All entries below are to be set down again, identical to the source.

— Start of RAW DATA —

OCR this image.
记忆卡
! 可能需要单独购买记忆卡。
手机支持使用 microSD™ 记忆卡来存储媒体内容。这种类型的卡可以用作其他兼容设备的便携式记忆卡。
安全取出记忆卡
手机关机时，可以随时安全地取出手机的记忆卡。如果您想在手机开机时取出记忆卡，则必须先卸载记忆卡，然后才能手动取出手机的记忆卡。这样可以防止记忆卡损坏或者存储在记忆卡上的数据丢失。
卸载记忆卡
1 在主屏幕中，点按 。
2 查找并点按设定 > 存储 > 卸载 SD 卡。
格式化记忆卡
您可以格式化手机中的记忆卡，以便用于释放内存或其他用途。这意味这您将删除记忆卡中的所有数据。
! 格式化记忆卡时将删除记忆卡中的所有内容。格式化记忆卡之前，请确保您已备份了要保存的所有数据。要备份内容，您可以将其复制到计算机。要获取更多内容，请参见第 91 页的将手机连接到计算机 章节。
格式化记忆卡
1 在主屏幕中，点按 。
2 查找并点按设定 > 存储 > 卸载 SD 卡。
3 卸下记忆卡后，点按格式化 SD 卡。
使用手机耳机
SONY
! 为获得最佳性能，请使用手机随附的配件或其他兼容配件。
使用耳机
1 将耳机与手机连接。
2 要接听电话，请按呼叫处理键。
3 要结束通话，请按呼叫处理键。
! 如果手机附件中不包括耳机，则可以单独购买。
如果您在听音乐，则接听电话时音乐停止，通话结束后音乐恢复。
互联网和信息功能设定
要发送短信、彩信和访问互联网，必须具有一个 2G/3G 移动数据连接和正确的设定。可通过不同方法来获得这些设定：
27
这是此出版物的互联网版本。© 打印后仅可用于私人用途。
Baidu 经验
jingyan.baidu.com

— End of RAW DATA —

ANSWER TO THIS EXERCISE →
OCR this image.
记忆卡
! 可能需要单独购买记忆卡。
手机支持使用 microSD™ 记忆卡来存储媒体内容。这种类型的卡可以用作其他兼容设备的便携式记忆卡。
安全取出记忆卡
手机关机时，可以随时安全地取出手机的记忆卡。如果您想在手机开机时取出记忆卡，则必须先卸载记忆卡，然后才能手动取出手机的记忆卡。这样可以防止记忆卡损坏或者存储在记忆卡上的数据丢失。
卸载记忆卡
1 在主屏幕中，点按 。
2 查找并点按设定 > 存储 > 卸载 SD 卡。
格式化记忆卡
您可以格式化手机中的记忆卡，以便用于释放内存或其他用途。这意味这您将删除记忆卡中的所有数据。
! 格式化记忆卡时将删除记忆卡中的所有内容。格式化记忆卡之前，请确保您已备份了要保存的所有数据。要备份内容，您可以将其复制到计算机。要获取更多内容，请参见第 91 页的将手机连接到计算机 章节。
格式化记忆卡
1 在主屏幕中，点按 。
2 查找并点按设定 > 存储 > 卸载 SD 卡。
3 卸下记忆卡后，点按格式化 SD 卡。
使用手机耳机
SONY
! 为获得最佳性能，请使用手机随附的配件或其他兼容配件。
使用耳机
1 将耳机与手机连接。
2 要接听电话，请按呼叫处理键。
3 要结束通话，请按呼叫处理键。
! 如果手机附件中不包括耳机，则可以单独购买。
如果您在听音乐，则接听电话时音乐停止，通话结束后音乐恢复。
互联网和信息功能设定
要发送短信、彩信和访问互联网，必须具有一个 2G/3G 移动数据连接和正确的设定。可通过不同方法来获得这些设定：
27
这是此出版物的互联网版本。© 打印后仅可用于私人用途。
Baidu 经验
jingyan.baidu.com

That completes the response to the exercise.